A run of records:
* START *

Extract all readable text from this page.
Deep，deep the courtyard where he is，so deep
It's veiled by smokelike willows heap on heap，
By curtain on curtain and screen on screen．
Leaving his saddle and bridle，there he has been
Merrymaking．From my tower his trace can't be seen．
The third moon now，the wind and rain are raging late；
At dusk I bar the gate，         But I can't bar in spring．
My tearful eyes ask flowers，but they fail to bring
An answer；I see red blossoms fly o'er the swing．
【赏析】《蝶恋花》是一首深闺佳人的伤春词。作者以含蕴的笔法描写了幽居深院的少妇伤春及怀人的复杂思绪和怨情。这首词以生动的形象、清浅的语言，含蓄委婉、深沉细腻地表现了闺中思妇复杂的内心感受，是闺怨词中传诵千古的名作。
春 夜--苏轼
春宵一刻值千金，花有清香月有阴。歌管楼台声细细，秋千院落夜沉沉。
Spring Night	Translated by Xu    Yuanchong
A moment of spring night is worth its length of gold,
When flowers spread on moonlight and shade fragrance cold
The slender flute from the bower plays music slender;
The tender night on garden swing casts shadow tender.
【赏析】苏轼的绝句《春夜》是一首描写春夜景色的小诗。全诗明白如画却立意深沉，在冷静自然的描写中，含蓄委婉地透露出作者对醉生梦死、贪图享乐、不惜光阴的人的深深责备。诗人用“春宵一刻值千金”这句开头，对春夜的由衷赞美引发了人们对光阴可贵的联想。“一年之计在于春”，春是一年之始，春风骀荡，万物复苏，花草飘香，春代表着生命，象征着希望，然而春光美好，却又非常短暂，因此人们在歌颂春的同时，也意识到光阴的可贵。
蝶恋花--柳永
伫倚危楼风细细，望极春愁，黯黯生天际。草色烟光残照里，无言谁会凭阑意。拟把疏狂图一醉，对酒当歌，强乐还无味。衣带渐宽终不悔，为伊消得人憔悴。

* END *

Description of the task » From the listing above, copy all lines holding the word "春宵一刻值千金".

Task response »
春宵一刻值千金，花有清香月有阴。歌管楼台声细细，秋千院落夜沉沉。
【赏析】苏轼的绝句《春夜》是一首描写春夜景色的小诗。全诗明白如画却立意深沉，在冷静自然的描写中，含蓄委婉地透露出作者对醉生梦死、贪图享乐、不惜光阴的人的深深责备。诗人用“春宵一刻值千金”这句开头，对春夜的由衷赞美引发了人们对光阴可贵的联想。“一年之计在于春”，春是一年之始，春风骀荡，万物复苏，花草飘香，春代表着生命，象征着希望，然而春光美好，却又非常短暂，因此人们在歌颂春的同时，也意识到光阴的可贵。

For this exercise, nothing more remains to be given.